Task -
Show each line from the listing that includes the word "value".

Provided data -

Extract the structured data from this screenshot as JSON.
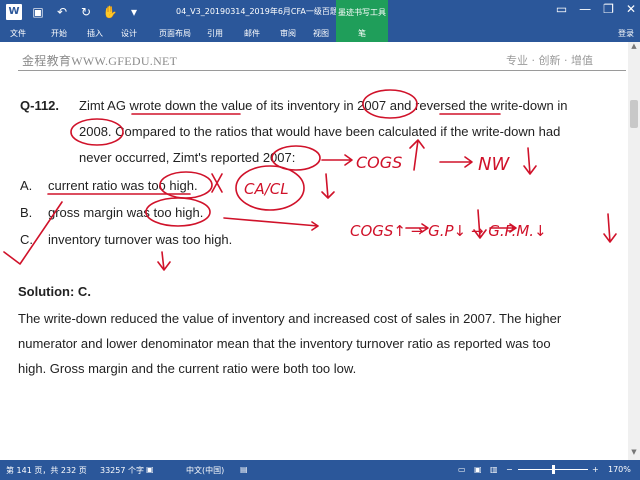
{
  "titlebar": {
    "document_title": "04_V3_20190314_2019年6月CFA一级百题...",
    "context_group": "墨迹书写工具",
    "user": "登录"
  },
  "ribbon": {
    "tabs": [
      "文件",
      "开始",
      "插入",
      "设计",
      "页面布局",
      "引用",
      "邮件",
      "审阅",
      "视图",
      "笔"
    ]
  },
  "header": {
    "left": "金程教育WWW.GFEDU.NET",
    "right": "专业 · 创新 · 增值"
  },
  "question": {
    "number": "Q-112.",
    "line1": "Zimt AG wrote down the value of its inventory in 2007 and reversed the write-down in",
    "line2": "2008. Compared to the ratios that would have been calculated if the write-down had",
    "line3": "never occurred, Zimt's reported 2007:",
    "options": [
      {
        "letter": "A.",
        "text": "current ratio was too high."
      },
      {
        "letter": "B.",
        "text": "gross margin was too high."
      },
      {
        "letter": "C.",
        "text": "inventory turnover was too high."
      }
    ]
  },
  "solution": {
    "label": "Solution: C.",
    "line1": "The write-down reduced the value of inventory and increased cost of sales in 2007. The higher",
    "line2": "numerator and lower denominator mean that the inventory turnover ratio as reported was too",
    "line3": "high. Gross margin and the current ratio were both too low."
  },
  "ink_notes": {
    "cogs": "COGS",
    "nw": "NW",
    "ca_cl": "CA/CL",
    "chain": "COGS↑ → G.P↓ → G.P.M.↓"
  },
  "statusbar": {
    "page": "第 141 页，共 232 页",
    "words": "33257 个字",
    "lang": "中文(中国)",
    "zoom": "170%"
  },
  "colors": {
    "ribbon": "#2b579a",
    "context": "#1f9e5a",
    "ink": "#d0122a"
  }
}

Exercise output -
    "line1": "Zimt AG wrote down the value of its inventory in 2007 and reversed the write-down in",
    "line1": "The write-down reduced the value of inventory and increased cost of sales in 2007. The higher",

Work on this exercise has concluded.